[Dataset items]

— Begin —

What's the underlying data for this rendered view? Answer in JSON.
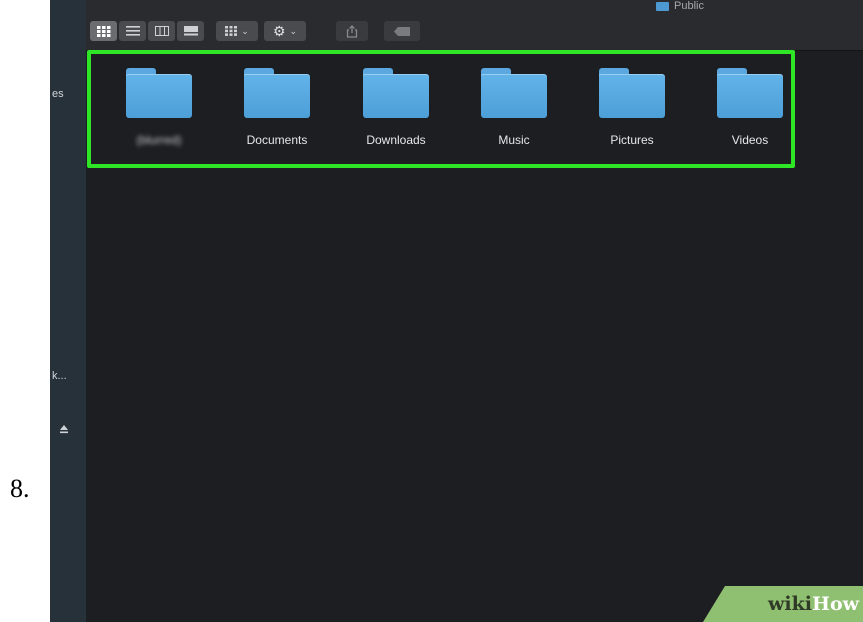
{
  "step": {
    "number": "8."
  },
  "sidebar": {
    "fragments": [
      {
        "text": "es"
      },
      {
        "text": "k..."
      }
    ],
    "eject_icon": "eject-icon"
  },
  "toolbar": {
    "view_buttons": [
      {
        "icon": "icon-view-icon",
        "active": true
      },
      {
        "icon": "list-view-icon",
        "active": false
      },
      {
        "icon": "column-view-icon",
        "active": false
      },
      {
        "icon": "gallery-view-icon",
        "active": false
      }
    ],
    "group_icon": "group-by-icon",
    "action_icon": "gear-icon",
    "share_icon": "share-icon",
    "tag_icon": "tag-icon",
    "path_crumb": "Public"
  },
  "folders": [
    {
      "name": "(blurred)",
      "blurred": true
    },
    {
      "name": "Documents",
      "blurred": false
    },
    {
      "name": "Downloads",
      "blurred": false
    },
    {
      "name": "Music",
      "blurred": false
    },
    {
      "name": "Pictures",
      "blurred": false
    },
    {
      "name": "Videos",
      "blurred": false
    }
  ],
  "colors": {
    "highlight": "#2ee526",
    "folder": "#5aa8df",
    "window_bg": "#1d1e21"
  },
  "watermark": {
    "part1": "wiki",
    "part2": "How"
  }
}
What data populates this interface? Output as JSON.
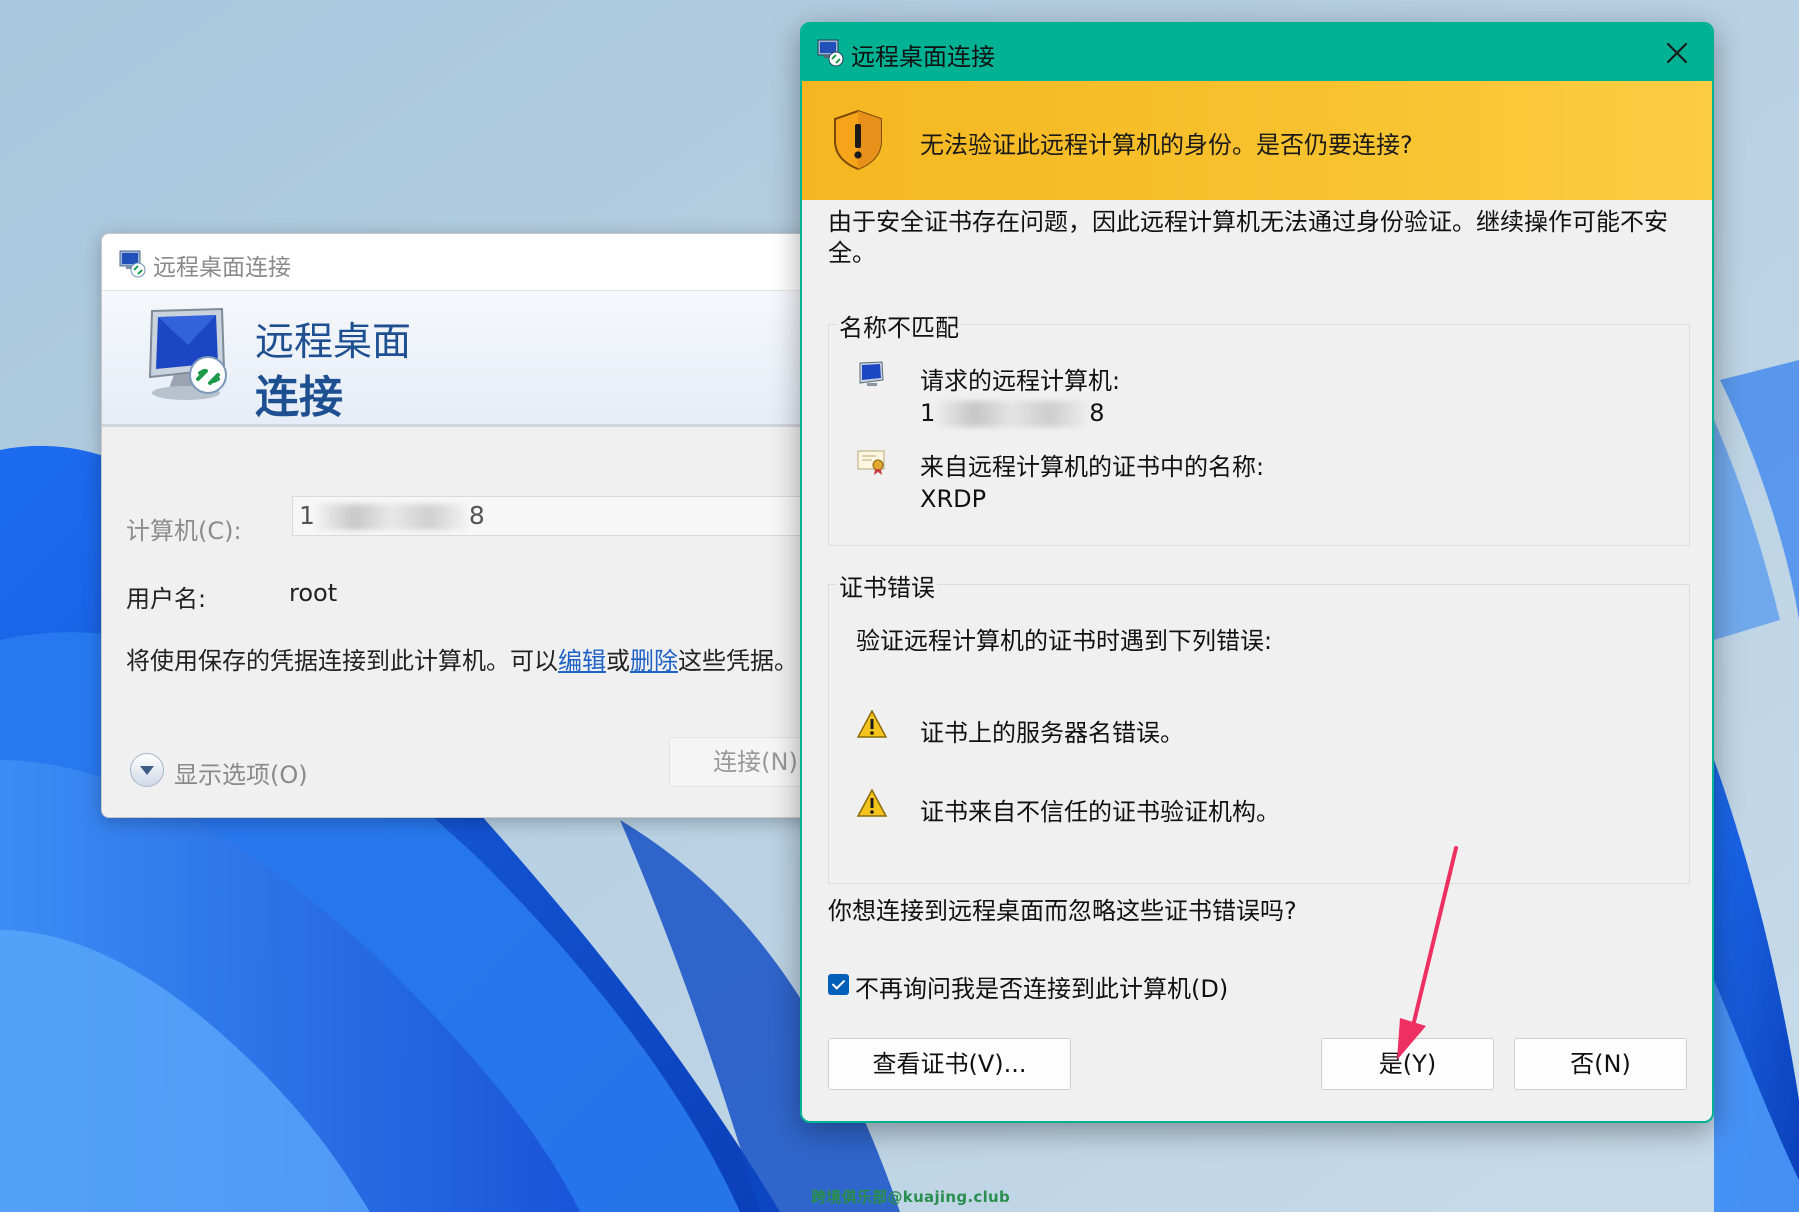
{
  "back_window": {
    "title": "远程桌面连接",
    "banner_line1": "远程桌面",
    "banner_line2": "连接",
    "computer_label": "计算机(C):",
    "computer_value_start": "1",
    "computer_value_end": "8",
    "username_label": "用户名:",
    "username_value": "root",
    "saved_text_before": "将使用保存的凭据连接到此计算机。可以",
    "edit_link": "编辑",
    "or_text": "或",
    "delete_link": "删除",
    "saved_text_after": "这些凭据。",
    "show_options": "显示选项(O)",
    "connect_button": "连接(N)"
  },
  "dialog": {
    "title": "远程桌面连接",
    "warning_headline": "无法验证此远程计算机的身份。是否仍要连接?",
    "intro": "由于安全证书存在问题，因此远程计算机无法通过身份验证。继续操作可能不安全。",
    "name_mismatch": {
      "legend": "名称不匹配",
      "requested_label": "请求的远程计算机:",
      "requested_value_start": "1",
      "requested_value_end": "8",
      "cert_name_label": "来自远程计算机的证书中的名称:",
      "cert_name_value": "XRDP"
    },
    "cert_errors": {
      "legend": "证书错误",
      "intro": "验证远程计算机的证书时遇到下列错误:",
      "errors": [
        "证书上的服务器名错误。",
        "证书来自不信任的证书验证机构。"
      ]
    },
    "question": "你想连接到远程桌面而忽略这些证书错误吗?",
    "dont_ask_checkbox": "不再询问我是否连接到此计算机(D)",
    "dont_ask_checked": true,
    "view_cert_button": "查看证书(V)...",
    "yes_button": "是(Y)",
    "no_button": "否(N)"
  },
  "watermark": "跨境俱乐部@kuajing.club",
  "colors": {
    "dialog_accent": "#00b294",
    "warning_band": "#f8c32f",
    "link": "#1f63c6",
    "annotation_arrow": "#ee2f62"
  },
  "icons": [
    "rdp-app-icon",
    "shield-warning-icon",
    "close-icon",
    "monitor-icon",
    "certificate-icon",
    "warning-triangle-icon",
    "chevron-down-icon"
  ]
}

— End —

#### WORK INSTRUCTIONS
Quote the full listing above word for word; exclude every picture from the copy.

#### TASK ANSWER
What's the underlying data for this rendered view? Answer in JSON.
{
  "step": {
    "number": "8."
  },
  "sidebar": {
    "fragments": [
      {
        "text": "es"
      },
      {
        "text": "k..."
      }
    ],
    "eject_icon": "eject-icon"
  },
  "toolbar": {
    "view_buttons": [
      {
        "icon": "icon-view-icon",
        "active": true
      },
      {
        "icon": "list-view-icon",
        "active": false
      },
      {
        "icon": "column-view-icon",
        "active": false
      },
      {
        "icon": "gallery-view-icon",
        "active": false
      }
    ],
    "group_icon": "group-by-icon",
    "action_icon": "gear-icon",
    "share_icon": "share-icon",
    "tag_icon": "tag-icon",
    "path_crumb": "Public"
  },
  "folders": [
    {
      "name": "(blurred)",
      "blurred": true
    },
    {
      "name": "Documents",
      "blurred": false
    },
    {
      "name": "Downloads",
      "blurred": false
    },
    {
      "name": "Music",
      "blurred": false
    },
    {
      "name": "Pictures",
      "blurred": false
    },
    {
      "name": "Videos",
      "blurred": false
    }
  ],
  "colors": {
    "highlight": "#2ee526",
    "folder": "#5aa8df",
    "window_bg": "#1d1e21"
  },
  "watermark": {
    "part1": "wiki",
    "part2": "How"
  }
}
What data populates this interface? Output as JSON.
{
  "back_window": {
    "title": "远程桌面连接",
    "banner_line1": "远程桌面",
    "banner_line2": "连接",
    "computer_label": "计算机(C):",
    "computer_value_start": "1",
    "computer_value_end": "8",
    "username_label": "用户名:",
    "username_value": "root",
    "saved_text_before": "将使用保存的凭据连接到此计算机。可以",
    "edit_link": "编辑",
    "or_text": "或",
    "delete_link": "删除",
    "saved_text_after": "这些凭据。",
    "show_options": "显示选项(O)",
    "connect_button": "连接(N)"
  },
  "dialog": {
    "title": "远程桌面连接",
    "warning_headline": "无法验证此远程计算机的身份。是否仍要连接?",
    "intro": "由于安全证书存在问题，因此远程计算机无法通过身份验证。继续操作可能不安全。",
    "name_mismatch": {
      "legend": "名称不匹配",
      "requested_label": "请求的远程计算机:",
      "requested_value_start": "1",
      "requested_value_end": "8",
      "cert_name_label": "来自远程计算机的证书中的名称:",
      "cert_name_value": "XRDP"
    },
    "cert_errors": {
      "legend": "证书错误",
      "intro": "验证远程计算机的证书时遇到下列错误:",
      "errors": [
        "证书上的服务器名错误。",
        "证书来自不信任的证书验证机构。"
      ]
    },
    "question": "你想连接到远程桌面而忽略这些证书错误吗?",
    "dont_ask_checkbox": "不再询问我是否连接到此计算机(D)",
    "dont_ask_checked": true,
    "view_cert_button": "查看证书(V)...",
    "yes_button": "是(Y)",
    "no_button": "否(N)"
  },
  "watermark": "跨境俱乐部@kuajing.club",
  "colors": {
    "dialog_accent": "#00b294",
    "warning_band": "#f8c32f",
    "link": "#1f63c6",
    "annotation_arrow": "#ee2f62"
  },
  "icons": [
    "rdp-app-icon",
    "shield-warning-icon",
    "close-icon",
    "monitor-icon",
    "certificate-icon",
    "warning-triangle-icon",
    "chevron-down-icon"
  ]
}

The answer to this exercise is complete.